▶ **GIVEN REQUEST**:
Find the word "Hours" in the records below. List each line containing it.

>> Start DATA FOR PROCESSING

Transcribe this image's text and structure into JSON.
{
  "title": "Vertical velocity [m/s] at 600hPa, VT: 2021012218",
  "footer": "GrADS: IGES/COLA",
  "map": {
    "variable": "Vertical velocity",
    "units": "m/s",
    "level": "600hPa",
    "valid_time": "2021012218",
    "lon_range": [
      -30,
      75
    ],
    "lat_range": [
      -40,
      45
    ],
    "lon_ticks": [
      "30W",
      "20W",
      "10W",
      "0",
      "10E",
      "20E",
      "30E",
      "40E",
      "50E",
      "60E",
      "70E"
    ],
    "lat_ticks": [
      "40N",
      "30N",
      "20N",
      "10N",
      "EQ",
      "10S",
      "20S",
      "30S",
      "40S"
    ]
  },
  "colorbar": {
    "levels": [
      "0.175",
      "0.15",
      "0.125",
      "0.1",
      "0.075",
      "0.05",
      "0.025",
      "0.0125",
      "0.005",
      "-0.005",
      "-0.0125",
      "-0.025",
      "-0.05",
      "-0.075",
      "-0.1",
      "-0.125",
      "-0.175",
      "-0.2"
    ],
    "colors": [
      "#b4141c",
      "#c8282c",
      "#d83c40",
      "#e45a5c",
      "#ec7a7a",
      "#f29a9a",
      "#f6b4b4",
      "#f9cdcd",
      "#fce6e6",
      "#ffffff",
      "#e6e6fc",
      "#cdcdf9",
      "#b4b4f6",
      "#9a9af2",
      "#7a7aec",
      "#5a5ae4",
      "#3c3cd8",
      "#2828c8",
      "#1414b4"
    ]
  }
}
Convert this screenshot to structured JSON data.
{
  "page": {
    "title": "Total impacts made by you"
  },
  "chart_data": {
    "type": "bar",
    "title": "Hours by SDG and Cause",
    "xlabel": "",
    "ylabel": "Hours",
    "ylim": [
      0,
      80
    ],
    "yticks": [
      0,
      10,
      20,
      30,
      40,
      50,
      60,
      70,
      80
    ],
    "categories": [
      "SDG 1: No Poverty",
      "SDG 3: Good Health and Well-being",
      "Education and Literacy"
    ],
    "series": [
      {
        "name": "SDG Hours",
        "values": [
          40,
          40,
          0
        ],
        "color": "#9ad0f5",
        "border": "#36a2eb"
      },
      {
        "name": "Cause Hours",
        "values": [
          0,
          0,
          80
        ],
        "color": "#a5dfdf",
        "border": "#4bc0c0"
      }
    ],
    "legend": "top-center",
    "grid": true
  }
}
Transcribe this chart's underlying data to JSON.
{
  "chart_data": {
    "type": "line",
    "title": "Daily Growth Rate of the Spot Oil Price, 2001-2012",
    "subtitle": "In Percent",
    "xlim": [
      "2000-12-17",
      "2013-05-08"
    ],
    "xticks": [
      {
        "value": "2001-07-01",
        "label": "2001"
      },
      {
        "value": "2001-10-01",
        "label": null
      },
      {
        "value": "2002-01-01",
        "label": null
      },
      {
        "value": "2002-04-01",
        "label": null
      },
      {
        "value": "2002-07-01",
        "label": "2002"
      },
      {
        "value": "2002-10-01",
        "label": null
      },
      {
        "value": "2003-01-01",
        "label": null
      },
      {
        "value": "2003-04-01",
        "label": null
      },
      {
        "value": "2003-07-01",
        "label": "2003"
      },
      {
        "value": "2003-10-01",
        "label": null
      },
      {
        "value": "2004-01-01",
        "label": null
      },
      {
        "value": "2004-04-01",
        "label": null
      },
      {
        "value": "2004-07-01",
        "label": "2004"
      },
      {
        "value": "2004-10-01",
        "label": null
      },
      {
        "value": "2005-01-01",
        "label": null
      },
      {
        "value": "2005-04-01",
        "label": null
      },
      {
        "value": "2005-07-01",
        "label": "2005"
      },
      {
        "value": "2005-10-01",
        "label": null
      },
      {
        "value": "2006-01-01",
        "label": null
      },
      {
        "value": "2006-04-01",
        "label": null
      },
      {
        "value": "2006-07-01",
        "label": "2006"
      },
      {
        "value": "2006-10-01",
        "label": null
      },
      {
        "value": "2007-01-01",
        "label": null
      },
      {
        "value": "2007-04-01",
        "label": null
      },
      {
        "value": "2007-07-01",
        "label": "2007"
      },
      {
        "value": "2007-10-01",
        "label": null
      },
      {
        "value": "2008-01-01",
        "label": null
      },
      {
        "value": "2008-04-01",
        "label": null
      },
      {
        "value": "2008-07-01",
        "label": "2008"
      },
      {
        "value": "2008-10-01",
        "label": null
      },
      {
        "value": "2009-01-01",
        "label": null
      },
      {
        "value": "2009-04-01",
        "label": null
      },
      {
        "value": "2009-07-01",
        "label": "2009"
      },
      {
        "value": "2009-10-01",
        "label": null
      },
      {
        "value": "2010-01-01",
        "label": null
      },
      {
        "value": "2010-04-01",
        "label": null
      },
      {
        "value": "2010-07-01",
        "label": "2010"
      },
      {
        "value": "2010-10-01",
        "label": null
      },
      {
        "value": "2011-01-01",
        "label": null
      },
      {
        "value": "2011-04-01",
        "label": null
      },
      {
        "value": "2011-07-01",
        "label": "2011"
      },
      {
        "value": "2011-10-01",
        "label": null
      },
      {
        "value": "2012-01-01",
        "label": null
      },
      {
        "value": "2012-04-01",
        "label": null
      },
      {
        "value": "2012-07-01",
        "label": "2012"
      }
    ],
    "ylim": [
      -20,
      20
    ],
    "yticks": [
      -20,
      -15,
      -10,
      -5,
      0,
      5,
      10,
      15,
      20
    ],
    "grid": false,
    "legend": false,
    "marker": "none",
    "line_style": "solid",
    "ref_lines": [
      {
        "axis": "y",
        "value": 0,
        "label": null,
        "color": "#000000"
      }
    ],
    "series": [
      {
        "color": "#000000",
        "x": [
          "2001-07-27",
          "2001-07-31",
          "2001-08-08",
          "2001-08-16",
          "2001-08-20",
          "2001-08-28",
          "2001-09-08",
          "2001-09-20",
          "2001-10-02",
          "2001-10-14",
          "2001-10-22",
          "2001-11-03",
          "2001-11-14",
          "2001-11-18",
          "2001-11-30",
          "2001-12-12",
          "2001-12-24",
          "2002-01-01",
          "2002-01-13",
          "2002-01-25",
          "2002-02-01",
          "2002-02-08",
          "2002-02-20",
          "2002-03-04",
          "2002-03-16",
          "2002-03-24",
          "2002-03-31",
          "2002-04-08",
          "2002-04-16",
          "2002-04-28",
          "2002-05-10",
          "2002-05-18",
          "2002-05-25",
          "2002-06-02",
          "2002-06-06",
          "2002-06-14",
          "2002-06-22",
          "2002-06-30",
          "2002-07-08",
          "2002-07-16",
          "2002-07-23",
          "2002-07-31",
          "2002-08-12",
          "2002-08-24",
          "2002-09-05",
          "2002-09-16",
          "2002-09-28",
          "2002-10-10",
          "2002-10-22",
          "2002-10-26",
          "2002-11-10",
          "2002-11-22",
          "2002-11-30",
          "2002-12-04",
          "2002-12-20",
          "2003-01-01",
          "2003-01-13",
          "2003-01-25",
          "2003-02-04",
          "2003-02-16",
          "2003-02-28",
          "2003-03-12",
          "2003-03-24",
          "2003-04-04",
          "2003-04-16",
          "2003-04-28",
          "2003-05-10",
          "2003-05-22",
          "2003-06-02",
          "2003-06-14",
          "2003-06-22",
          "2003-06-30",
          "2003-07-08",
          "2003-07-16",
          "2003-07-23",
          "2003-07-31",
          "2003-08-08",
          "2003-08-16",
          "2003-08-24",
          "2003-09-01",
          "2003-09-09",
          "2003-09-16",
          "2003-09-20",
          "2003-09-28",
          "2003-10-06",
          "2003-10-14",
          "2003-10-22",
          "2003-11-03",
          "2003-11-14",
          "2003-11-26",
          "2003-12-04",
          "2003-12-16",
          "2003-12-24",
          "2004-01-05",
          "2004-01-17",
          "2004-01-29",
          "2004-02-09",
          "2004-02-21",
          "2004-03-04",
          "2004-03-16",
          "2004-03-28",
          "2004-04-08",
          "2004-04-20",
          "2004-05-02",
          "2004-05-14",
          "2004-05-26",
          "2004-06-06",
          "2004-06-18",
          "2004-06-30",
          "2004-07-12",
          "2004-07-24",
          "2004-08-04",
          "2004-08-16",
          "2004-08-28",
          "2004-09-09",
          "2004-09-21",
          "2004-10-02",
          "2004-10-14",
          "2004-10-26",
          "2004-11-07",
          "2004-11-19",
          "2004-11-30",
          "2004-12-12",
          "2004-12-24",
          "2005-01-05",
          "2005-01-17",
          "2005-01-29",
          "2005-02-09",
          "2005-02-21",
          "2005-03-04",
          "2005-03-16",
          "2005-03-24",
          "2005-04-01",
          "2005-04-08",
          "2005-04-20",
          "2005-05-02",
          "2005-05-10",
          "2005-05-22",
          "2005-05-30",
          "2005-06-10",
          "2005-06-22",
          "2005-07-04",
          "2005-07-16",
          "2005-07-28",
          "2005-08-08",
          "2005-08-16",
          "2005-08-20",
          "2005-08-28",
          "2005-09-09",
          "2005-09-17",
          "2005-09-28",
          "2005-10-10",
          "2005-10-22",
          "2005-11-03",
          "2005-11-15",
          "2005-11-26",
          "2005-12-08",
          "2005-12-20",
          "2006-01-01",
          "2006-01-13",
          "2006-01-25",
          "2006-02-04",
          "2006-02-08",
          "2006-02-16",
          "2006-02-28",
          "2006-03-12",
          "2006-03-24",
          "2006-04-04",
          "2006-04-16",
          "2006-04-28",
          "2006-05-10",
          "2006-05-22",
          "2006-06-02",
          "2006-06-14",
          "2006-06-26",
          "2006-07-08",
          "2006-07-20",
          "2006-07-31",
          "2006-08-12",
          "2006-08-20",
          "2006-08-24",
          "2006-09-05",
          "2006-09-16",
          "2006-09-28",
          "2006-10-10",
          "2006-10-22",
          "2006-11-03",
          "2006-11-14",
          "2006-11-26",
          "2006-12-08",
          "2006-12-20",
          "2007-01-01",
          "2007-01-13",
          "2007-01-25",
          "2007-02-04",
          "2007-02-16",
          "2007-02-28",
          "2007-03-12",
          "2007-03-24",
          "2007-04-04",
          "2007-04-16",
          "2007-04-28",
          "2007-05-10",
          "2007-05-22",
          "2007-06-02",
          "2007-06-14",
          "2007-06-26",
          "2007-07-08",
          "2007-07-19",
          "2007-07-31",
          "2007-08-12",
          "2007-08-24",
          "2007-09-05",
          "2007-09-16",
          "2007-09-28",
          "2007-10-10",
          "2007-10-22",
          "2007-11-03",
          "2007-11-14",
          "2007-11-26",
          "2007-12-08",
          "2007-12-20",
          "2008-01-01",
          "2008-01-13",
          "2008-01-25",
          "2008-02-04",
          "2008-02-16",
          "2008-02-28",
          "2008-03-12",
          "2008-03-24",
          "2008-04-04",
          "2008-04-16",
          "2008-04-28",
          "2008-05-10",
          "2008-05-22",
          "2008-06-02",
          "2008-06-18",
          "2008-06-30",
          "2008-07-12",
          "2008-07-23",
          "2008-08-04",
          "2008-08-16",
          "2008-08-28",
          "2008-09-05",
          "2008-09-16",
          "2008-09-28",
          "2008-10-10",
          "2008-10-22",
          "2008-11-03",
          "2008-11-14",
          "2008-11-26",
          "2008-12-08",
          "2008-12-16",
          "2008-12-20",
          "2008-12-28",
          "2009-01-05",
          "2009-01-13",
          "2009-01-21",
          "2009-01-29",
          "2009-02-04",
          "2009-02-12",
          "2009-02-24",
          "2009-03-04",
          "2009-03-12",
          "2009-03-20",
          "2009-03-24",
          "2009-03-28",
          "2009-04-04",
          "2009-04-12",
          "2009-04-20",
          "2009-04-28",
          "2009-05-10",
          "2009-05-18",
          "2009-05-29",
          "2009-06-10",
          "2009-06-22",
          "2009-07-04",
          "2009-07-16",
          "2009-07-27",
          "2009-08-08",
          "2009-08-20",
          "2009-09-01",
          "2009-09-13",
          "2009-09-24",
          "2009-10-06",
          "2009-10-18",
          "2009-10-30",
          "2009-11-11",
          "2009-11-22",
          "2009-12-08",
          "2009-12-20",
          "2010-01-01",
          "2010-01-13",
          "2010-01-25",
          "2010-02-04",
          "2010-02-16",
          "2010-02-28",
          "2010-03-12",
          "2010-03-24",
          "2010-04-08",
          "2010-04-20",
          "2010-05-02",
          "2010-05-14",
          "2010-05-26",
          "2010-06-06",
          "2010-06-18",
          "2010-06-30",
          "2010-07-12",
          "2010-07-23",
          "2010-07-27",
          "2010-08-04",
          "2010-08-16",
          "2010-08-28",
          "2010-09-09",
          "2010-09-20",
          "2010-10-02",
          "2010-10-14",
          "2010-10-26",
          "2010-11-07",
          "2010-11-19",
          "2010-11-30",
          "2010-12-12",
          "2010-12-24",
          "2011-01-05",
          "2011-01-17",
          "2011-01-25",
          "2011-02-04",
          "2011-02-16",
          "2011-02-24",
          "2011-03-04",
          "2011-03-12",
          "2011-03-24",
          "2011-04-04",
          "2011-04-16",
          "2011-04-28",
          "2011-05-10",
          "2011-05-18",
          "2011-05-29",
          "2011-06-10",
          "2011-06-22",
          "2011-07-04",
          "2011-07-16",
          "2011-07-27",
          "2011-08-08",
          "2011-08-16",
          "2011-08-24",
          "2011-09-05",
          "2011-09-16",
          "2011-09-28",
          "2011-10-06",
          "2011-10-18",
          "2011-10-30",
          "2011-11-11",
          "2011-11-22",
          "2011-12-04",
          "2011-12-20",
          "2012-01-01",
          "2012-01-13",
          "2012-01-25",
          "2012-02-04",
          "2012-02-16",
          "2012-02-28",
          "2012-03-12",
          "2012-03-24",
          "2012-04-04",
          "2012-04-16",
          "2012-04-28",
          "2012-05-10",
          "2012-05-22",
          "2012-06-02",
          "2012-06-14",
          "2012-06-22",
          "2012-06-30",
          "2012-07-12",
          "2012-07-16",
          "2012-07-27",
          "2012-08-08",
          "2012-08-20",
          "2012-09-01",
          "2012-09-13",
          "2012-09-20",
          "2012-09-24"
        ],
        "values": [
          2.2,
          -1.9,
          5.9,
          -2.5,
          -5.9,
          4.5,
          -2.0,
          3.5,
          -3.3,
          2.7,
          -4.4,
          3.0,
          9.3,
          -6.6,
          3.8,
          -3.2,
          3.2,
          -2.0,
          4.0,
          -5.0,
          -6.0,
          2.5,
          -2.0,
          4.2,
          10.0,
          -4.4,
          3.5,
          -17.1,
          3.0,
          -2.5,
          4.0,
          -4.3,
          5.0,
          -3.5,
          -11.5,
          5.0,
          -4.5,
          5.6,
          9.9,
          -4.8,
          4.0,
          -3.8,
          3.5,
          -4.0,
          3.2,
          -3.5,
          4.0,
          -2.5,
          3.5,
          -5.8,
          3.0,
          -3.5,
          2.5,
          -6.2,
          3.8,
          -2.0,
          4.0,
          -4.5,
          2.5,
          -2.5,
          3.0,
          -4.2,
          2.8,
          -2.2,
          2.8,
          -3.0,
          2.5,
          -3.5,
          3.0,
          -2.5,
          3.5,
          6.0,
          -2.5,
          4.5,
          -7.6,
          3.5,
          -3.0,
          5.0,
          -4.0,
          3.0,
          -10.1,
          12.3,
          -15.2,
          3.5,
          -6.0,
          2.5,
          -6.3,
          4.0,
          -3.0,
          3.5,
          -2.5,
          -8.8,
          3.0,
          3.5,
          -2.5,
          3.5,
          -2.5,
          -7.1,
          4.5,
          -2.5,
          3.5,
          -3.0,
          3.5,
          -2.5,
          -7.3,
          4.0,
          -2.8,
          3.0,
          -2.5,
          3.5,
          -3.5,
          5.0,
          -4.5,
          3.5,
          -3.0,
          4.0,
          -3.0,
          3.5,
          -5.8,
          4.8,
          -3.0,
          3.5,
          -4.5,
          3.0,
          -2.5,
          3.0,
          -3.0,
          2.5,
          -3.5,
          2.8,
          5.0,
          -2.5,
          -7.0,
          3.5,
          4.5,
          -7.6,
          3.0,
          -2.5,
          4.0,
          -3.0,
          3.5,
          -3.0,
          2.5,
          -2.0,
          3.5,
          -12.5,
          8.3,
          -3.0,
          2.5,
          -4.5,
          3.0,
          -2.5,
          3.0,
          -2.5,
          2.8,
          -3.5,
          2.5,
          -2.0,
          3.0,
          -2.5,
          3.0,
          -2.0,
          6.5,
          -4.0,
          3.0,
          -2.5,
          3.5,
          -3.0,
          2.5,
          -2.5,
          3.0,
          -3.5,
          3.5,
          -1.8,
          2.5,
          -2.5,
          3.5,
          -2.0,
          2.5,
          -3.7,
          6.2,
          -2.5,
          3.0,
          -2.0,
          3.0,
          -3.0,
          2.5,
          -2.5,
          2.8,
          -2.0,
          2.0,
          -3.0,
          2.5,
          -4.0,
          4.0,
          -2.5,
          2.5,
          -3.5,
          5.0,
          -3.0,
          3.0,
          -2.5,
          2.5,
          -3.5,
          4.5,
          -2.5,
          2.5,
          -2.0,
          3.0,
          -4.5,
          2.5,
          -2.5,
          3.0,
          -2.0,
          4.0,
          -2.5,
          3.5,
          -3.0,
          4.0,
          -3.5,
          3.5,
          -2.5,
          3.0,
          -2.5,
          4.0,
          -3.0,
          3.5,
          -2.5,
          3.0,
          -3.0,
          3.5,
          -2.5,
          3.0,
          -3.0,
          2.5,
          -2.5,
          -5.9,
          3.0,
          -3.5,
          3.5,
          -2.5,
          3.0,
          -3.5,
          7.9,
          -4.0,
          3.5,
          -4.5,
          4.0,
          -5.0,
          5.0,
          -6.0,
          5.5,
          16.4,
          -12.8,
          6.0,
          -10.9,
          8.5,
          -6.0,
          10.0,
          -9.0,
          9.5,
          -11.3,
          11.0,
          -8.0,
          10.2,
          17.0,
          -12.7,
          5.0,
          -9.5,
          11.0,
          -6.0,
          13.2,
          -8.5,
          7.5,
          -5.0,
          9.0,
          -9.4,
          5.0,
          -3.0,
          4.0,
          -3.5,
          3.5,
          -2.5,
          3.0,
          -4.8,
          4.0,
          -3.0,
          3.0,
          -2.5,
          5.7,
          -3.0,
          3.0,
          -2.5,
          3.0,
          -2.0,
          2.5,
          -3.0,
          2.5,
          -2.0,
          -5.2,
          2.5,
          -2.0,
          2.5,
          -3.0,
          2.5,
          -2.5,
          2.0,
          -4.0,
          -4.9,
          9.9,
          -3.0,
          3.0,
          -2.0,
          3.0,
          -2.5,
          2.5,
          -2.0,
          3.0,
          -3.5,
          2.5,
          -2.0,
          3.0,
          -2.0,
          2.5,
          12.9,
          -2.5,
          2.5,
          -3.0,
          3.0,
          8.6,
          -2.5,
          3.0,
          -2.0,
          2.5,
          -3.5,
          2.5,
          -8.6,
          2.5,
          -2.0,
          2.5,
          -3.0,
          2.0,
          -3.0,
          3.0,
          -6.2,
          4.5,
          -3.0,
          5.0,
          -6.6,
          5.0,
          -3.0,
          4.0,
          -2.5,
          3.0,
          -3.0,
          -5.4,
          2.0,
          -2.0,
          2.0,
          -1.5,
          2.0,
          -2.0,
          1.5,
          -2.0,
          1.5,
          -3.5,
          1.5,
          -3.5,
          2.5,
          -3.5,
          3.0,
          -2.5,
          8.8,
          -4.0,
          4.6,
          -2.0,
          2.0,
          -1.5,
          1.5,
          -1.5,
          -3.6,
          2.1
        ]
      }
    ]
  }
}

>> End DATA FOR PROCESSING

▶ **SOLUTION TO THIS EXERCISE**:
    "title": "Hours by SDG and Cause",
    "ylabel": "Hours",
        "name": "SDG Hours",
        "name": "Cause Hours",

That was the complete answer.